** BEGIN Provided data **

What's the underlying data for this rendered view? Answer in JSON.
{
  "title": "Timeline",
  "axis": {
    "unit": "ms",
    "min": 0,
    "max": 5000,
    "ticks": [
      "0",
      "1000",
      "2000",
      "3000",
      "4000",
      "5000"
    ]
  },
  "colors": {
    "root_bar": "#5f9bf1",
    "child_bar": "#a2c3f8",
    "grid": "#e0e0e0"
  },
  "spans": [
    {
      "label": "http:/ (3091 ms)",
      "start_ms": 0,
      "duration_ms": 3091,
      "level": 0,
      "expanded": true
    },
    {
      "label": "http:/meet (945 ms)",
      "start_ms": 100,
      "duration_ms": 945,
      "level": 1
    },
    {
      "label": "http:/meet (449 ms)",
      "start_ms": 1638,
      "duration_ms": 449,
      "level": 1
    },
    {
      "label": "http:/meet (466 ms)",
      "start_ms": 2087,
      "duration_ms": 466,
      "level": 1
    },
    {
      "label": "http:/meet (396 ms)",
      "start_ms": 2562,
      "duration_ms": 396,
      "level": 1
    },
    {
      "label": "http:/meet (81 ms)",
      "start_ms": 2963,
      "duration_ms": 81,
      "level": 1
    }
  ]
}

** END Provided data **

To do:
Write every line of the material above again, exactly.

Solution for this task:
What's the underlying data for this rendered view? Answer in JSON.
{
  "title": "Timeline",
  "axis": {
    "unit": "ms",
    "min": 0,
    "max": 5000,
    "ticks": [
      "0",
      "1000",
      "2000",
      "3000",
      "4000",
      "5000"
    ]
  },
  "colors": {
    "root_bar": "#5f9bf1",
    "child_bar": "#a2c3f8",
    "grid": "#e0e0e0"
  },
  "spans": [
    {
      "label": "http:/ (3091 ms)",
      "start_ms": 0,
      "duration_ms": 3091,
      "level": 0,
      "expanded": true
    },
    {
      "label": "http:/meet (945 ms)",
      "start_ms": 100,
      "duration_ms": 945,
      "level": 1
    },
    {
      "label": "http:/meet (449 ms)",
      "start_ms": 1638,
      "duration_ms": 449,
      "level": 1
    },
    {
      "label": "http:/meet (466 ms)",
      "start_ms": 2087,
      "duration_ms": 466,
      "level": 1
    },
    {
      "label": "http:/meet (396 ms)",
      "start_ms": 2562,
      "duration_ms": 396,
      "level": 1
    },
    {
      "label": "http:/meet (81 ms)",
      "start_ms": 2963,
      "duration_ms": 81,
      "level": 1
    }
  ]
}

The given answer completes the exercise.